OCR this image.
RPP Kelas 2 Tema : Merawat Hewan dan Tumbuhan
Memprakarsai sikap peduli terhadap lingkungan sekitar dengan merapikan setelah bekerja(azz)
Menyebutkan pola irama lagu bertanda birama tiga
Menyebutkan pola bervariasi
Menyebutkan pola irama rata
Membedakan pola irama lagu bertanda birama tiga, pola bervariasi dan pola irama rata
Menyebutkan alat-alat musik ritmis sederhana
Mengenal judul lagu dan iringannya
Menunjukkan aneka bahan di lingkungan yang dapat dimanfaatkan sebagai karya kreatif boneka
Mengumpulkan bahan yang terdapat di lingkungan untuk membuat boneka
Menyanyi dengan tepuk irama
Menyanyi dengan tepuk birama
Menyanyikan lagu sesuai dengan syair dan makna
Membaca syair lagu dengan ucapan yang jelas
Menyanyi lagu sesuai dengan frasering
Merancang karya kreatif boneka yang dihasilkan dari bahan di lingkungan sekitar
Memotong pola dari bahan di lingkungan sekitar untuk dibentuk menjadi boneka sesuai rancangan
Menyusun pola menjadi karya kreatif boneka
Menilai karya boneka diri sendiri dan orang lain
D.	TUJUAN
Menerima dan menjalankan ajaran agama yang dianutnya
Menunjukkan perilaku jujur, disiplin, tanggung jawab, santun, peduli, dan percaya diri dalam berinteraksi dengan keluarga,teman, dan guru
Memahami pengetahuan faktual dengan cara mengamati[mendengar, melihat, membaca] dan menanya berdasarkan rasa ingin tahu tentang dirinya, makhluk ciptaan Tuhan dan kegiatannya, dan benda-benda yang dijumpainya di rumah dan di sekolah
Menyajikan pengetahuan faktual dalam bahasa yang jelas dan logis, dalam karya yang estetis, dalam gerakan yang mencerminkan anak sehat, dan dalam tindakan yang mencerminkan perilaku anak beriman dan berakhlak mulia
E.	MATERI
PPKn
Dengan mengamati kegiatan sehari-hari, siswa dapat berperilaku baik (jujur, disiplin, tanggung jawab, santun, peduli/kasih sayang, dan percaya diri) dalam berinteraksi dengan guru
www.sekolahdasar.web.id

#####

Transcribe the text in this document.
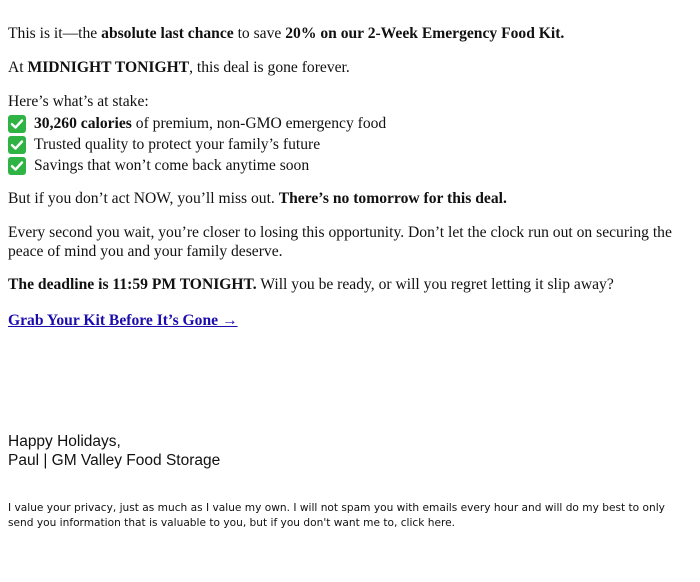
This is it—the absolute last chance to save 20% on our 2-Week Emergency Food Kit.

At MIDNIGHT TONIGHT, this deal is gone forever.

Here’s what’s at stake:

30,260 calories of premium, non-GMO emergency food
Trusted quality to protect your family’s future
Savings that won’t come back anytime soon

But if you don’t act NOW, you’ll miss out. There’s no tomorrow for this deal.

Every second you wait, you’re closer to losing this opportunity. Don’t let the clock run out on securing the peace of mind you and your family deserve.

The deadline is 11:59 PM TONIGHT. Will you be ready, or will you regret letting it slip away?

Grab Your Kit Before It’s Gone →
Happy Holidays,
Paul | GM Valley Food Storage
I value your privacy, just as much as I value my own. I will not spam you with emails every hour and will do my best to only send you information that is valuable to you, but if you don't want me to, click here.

#####

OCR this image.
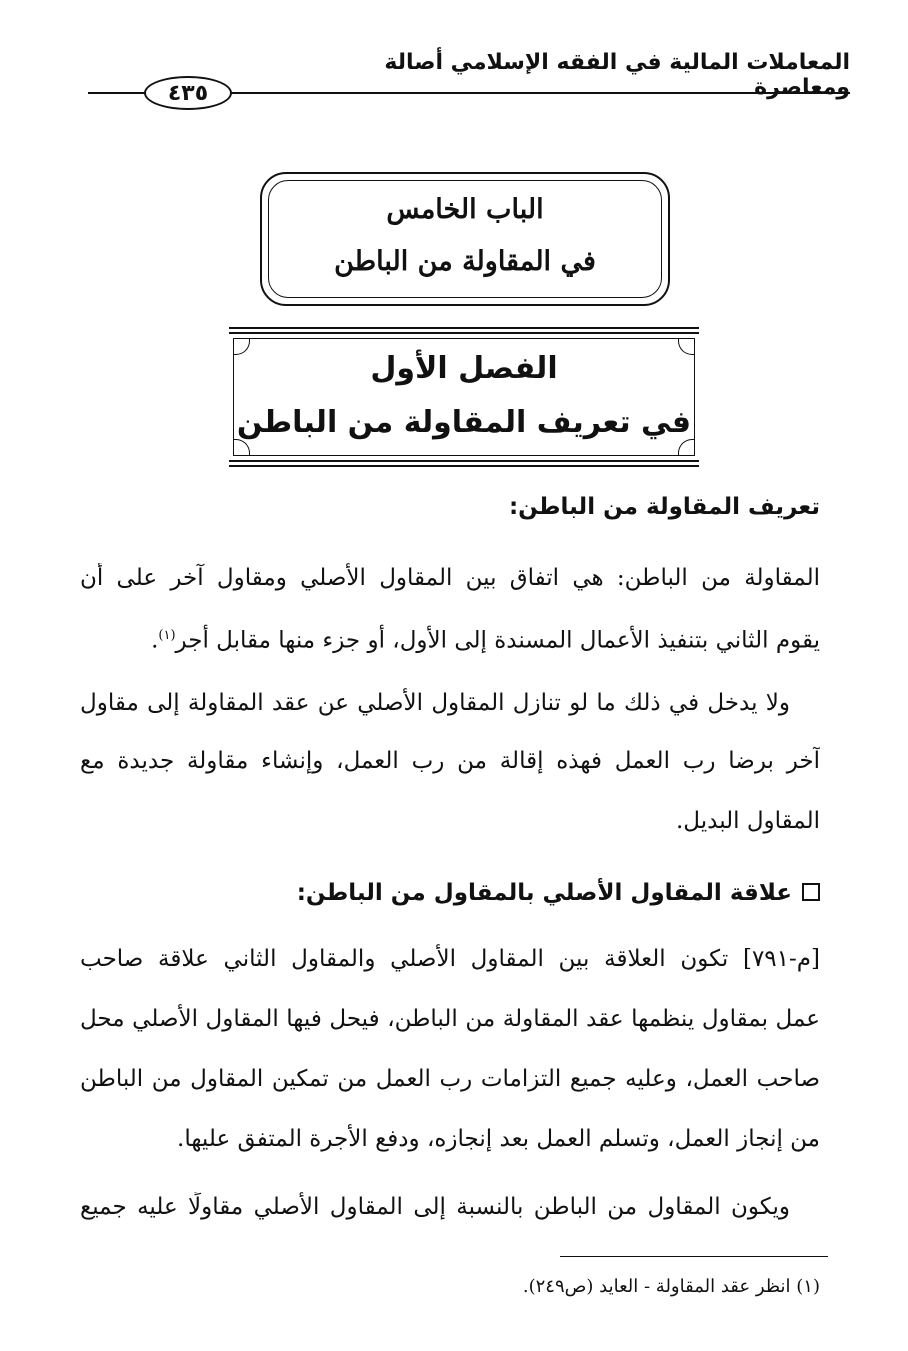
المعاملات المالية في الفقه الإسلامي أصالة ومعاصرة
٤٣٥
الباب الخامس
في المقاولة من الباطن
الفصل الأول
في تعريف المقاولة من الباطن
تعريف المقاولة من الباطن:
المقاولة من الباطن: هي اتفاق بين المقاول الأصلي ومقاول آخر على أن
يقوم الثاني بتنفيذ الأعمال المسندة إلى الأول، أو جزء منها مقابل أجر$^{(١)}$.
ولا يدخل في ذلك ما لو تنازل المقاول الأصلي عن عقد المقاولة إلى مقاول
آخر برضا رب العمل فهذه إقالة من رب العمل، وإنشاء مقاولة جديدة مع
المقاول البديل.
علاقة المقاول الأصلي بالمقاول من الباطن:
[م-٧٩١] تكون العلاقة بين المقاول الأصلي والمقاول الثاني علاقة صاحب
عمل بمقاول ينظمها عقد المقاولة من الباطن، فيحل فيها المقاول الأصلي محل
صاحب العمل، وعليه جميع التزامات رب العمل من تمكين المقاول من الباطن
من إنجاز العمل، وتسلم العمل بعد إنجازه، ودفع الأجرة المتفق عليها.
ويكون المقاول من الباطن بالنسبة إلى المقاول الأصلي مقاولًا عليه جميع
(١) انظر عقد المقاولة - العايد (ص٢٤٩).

#####

# Work to complete
Search the data for the word "dalam" and copy each line where it appears.

# The answer
Menunjukkan perilaku jujur, disiplin, tanggung jawab, santun, peduli, dan percaya diri dalam berinteraksi dengan keluarga,teman, dan guru
Menyajikan pengetahuan faktual dalam bahasa yang jelas dan logis, dalam karya yang estetis, dalam gerakan yang mencerminkan anak sehat, dan dalam tindakan yang mencerminkan perilaku anak beriman dan berakhlak mulia
Dengan mengamati kegiatan sehari-hari, siswa dapat berperilaku baik (jujur, disiplin, tanggung jawab, santun, peduli/kasih sayang, dan percaya diri) dalam berinteraksi dengan guru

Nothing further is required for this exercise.